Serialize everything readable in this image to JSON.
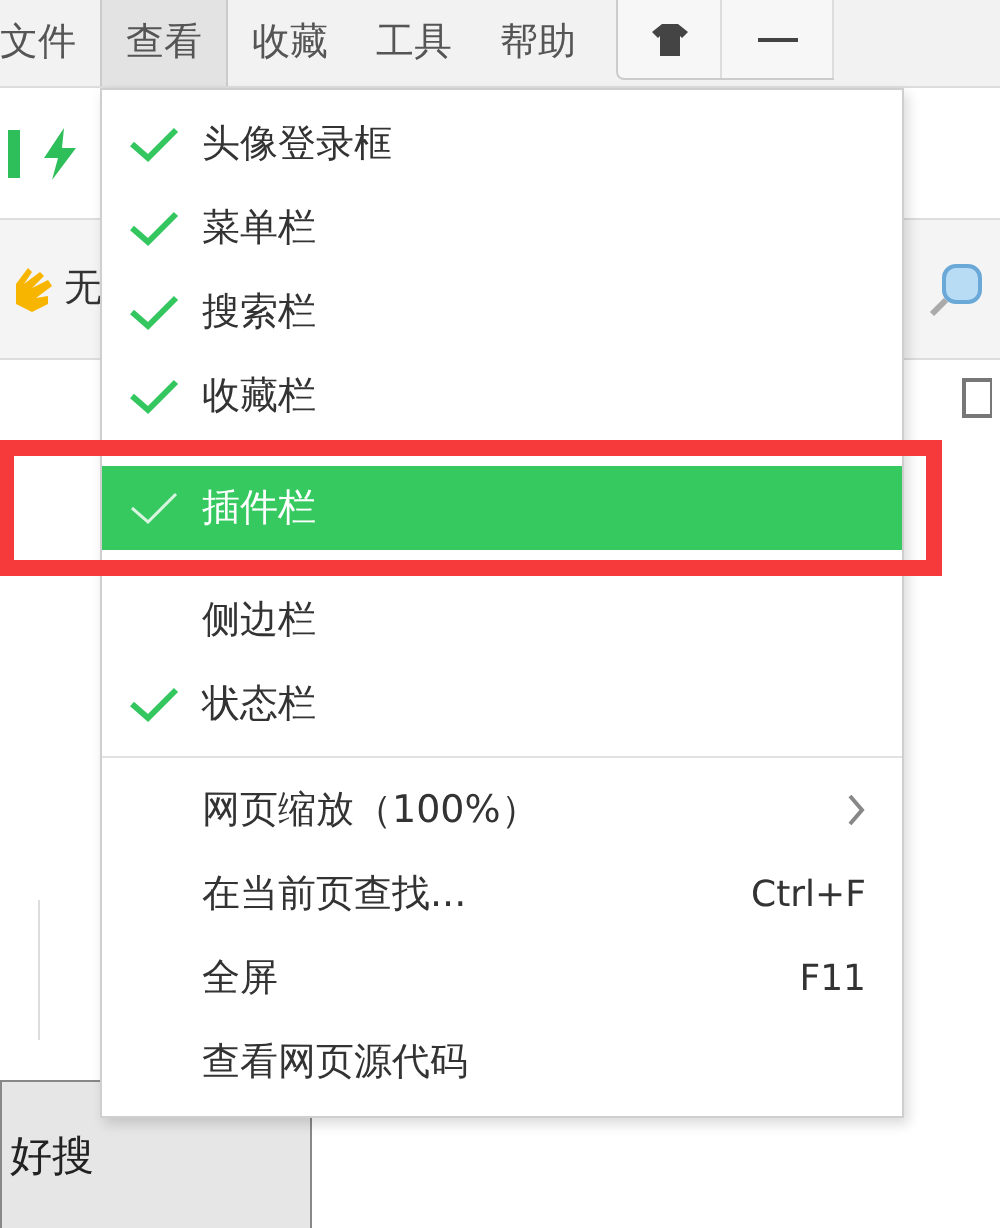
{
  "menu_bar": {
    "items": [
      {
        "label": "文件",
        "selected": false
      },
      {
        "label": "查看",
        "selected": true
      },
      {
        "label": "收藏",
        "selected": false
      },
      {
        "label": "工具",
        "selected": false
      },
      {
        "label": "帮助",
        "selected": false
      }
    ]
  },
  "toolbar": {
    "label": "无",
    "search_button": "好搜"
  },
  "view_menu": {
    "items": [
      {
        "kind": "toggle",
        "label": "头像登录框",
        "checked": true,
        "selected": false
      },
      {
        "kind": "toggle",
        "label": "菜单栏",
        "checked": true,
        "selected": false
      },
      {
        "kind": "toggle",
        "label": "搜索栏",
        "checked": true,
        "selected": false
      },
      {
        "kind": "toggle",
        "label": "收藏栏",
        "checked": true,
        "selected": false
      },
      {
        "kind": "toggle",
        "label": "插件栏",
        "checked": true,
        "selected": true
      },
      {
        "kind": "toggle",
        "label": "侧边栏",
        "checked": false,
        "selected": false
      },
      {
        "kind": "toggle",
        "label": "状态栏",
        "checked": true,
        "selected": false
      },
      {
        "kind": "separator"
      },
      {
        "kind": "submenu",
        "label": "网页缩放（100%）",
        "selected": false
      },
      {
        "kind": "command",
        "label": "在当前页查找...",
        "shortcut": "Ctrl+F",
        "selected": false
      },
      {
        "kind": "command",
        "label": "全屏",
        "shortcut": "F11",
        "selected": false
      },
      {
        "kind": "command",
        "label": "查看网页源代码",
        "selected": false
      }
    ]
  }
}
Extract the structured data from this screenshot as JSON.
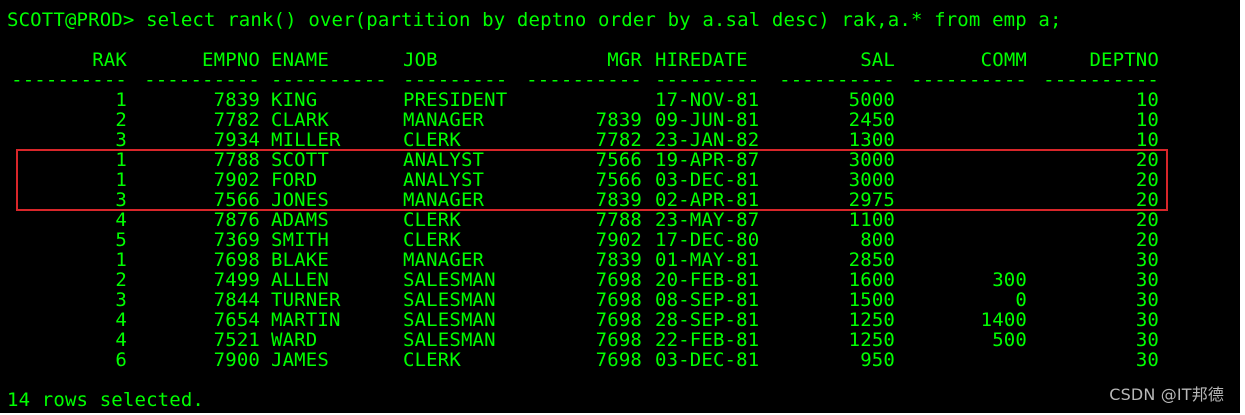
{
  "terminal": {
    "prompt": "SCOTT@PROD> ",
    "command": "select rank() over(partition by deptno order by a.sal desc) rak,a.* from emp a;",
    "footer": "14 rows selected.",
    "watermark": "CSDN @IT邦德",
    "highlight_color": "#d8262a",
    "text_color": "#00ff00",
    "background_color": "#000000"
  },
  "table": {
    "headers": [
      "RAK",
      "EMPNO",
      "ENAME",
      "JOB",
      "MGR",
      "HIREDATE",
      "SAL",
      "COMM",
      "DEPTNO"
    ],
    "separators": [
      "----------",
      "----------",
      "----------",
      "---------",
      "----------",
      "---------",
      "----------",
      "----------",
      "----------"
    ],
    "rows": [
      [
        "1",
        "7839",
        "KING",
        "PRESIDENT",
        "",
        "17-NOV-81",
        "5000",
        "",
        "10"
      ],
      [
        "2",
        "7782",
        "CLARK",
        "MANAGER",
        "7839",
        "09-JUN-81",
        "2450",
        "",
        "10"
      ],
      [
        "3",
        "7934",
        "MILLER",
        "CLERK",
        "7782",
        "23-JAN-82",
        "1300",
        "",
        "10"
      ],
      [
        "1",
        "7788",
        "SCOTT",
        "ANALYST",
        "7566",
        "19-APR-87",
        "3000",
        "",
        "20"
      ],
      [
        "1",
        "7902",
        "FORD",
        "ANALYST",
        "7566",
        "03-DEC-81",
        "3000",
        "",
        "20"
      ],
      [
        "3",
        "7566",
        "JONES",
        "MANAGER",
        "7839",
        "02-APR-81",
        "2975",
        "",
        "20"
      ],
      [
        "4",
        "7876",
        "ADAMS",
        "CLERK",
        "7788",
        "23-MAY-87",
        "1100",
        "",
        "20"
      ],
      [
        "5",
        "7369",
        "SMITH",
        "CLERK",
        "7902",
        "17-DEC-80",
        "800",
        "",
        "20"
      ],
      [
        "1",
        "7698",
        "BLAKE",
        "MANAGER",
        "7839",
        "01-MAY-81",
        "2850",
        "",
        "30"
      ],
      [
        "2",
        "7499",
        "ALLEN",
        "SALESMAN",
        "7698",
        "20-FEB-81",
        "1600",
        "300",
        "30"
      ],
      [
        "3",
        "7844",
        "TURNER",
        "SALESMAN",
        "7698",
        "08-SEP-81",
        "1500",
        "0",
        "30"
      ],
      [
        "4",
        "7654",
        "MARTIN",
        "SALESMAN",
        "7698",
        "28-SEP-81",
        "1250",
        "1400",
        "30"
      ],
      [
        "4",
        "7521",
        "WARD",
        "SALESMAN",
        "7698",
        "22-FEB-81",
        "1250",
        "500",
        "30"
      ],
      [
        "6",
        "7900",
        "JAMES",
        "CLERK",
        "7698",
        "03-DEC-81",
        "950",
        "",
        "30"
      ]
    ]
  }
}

▶ Written task:
Search the records above for the string "JSON". Copy every line that contains it.

▶ Response:
Serialize everything readable in this image to JSON.
Extract the structured data from this screenshot as JSON.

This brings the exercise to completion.